**Provided passage:**
Acoustic shock is an injury caused to telephone headset users by exposure to abrupt and unexpected high pitched tones (HPT), 'shrieks' or other noises (loud or soft) that may occur in telephone networks.
Another cause of acoustic injury can be using telephone headsets where you are constantly listening to your callers at a loud level. This level is known as your average listening level.
This injury is not just linked to faulty equipment. It is not limited to any particular telephone or headset type, or any particular telecommunications network or equipment. High pitched tones are random and often cannot be traced or prevented from recurring.
The injury is a result of strong muscle contraction in the middle ear after exposure.
Acoustic shock has become more common with the increase in telephone traffic and the growing number of call centres with dedicated operators. Headsets exacerbate the problem as they take longer to remove than handsets.
Noisy Environment? Think twice before increasing the volume. The louder the volume, the louder the sound spikes that can occur.
Using a PC headset with a soft phone? Most PC headsets lack any volume limiting or acoustic shock protection.
Ever visited a website with loud audio, or knocked your volume controls? A computer sound card can easily output a sound level that can induce temporary or permanent hearing damage. It's not just a call centre issue.
Stress and anxiety can heighten the effects of acoustic shock. One incident may lead to a feeling of apprehension about the likelihood of a recurring incident, even at a lower noise level. Likewise, a user's anxiety is further increased if volume levels must be turned up where the ambient noise level in the call centre is quite high.
Dr Jan Milhinch - a leading Audiologist from M & D Audiology
Acoustic shock is not an imaginary or malingering issue but a psychological shock response. Call center workers are at increased risk.
Dr Harvey Dillion - Director of Research at National Acoustic Laboratories,
Suffers of acoustic shock are hypersensitive to loud sounds and exhibit a fear of reoccurence. It's even likely to effect co-workers.
130dB is equivalent to the noise level of a jet engine!

[Items listed in a dataset]

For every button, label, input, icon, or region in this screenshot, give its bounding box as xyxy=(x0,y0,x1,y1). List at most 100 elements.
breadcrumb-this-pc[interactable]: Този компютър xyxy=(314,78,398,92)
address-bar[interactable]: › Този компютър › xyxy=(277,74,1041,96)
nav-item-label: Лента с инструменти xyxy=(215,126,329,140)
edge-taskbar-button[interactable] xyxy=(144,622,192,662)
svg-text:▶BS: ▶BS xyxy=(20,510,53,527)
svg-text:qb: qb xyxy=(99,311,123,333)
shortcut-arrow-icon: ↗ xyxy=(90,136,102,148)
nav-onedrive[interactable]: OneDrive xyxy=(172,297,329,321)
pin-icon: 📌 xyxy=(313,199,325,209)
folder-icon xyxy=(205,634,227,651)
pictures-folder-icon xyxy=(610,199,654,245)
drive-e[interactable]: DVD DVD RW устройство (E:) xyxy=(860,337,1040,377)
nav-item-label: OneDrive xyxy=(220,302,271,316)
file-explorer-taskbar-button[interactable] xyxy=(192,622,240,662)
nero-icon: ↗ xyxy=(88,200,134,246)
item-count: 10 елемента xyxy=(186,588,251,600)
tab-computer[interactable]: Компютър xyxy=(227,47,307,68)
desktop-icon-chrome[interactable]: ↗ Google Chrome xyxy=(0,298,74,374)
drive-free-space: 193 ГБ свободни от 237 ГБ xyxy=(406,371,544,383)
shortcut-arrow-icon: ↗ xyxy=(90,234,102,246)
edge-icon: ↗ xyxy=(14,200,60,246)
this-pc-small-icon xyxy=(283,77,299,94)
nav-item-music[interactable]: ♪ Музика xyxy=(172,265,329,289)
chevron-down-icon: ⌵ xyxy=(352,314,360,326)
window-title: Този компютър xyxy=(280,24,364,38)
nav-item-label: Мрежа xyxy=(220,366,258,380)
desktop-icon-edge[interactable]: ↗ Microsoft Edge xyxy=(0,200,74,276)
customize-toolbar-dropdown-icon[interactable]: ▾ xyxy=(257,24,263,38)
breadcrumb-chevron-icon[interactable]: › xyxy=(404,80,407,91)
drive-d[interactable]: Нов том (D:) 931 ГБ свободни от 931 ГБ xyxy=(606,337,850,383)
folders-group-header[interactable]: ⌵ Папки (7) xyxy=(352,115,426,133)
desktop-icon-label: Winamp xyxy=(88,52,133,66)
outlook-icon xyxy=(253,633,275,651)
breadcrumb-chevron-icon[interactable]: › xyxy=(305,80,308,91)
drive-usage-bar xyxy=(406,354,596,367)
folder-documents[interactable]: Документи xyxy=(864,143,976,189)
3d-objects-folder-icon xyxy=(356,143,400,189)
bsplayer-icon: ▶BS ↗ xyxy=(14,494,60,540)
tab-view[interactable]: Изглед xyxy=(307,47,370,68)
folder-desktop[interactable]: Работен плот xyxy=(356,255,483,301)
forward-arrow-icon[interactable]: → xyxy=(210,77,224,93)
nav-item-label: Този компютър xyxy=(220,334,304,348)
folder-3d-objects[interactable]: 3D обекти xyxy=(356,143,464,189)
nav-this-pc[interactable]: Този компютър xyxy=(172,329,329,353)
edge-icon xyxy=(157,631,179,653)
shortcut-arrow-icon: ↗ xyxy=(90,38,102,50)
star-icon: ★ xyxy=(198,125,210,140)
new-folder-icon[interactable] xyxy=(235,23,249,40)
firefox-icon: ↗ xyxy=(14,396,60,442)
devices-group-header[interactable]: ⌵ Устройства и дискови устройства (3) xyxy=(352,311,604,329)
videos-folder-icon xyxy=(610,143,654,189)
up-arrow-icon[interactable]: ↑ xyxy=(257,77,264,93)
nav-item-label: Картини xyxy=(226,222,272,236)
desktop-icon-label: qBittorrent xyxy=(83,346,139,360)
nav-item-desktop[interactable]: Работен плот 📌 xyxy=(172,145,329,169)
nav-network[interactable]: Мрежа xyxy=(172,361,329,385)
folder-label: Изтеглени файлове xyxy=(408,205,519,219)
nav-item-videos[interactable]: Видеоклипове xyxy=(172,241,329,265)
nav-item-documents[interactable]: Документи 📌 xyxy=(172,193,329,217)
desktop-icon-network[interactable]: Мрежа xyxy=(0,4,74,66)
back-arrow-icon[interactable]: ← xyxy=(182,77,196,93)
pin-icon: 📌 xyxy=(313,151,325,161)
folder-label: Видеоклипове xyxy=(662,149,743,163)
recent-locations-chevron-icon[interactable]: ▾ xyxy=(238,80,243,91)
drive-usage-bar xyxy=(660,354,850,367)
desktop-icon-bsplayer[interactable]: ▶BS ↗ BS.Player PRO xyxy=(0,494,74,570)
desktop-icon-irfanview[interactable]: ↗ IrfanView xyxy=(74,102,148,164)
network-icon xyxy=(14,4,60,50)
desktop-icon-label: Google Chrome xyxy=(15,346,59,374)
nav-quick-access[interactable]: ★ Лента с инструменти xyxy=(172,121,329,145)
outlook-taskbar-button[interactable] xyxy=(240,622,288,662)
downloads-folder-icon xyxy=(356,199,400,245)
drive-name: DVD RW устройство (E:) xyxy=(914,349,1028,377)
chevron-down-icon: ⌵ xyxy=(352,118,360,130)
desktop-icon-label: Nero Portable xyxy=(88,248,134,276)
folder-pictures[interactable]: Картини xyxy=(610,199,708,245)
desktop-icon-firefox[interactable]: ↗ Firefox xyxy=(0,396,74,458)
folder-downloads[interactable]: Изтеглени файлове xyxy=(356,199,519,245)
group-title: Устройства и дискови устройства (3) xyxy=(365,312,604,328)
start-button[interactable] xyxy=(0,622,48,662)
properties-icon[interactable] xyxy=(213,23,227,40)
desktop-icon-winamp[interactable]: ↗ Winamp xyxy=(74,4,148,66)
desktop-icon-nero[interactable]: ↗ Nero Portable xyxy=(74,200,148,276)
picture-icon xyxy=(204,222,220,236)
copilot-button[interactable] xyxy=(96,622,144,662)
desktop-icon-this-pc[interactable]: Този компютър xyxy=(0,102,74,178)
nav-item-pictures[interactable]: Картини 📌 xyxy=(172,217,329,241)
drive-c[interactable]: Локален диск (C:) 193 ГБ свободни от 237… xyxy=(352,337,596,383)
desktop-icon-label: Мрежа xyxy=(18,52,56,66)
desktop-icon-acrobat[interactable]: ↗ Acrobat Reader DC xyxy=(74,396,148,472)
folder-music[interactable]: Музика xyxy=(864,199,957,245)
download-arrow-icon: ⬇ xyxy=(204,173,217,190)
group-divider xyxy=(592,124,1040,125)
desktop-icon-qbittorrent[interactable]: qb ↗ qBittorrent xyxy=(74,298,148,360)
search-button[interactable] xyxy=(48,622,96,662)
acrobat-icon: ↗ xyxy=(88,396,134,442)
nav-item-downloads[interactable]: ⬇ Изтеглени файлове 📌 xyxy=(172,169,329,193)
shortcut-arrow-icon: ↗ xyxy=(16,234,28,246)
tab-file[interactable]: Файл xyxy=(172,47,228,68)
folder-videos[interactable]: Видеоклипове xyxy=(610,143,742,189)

**What to do:**
1) Condense the paragraph of the acoustic shock text that begins "Stress and anxiety can heighten" into a short bulleted list that keeps its main facts.
2) From the acoustic shock text, extract the part that opens with the words containing "Stress and anxiety" and closes with "is quite high.".
The records have no role in this work.

**Solutions to the exercise:**
1)
- Stress and anxiety can intensify the effects of acoustic shock.
- A single incident may leave a user apprehensive about another one, even at a lower noise level.
- Anxiety grows further when high ambient noise in the call center forces volume levels to be raised.

2)
Stress and anxiety can heighten the effects of acoustic shock. One incident may lead to a feeling of apprehension about the likelihood of a recurring incident, even at a lower noise level. Likewise, a user's anxiety is further increased if volume levels must be turned up where the ambient noise level in the call centre is quite high.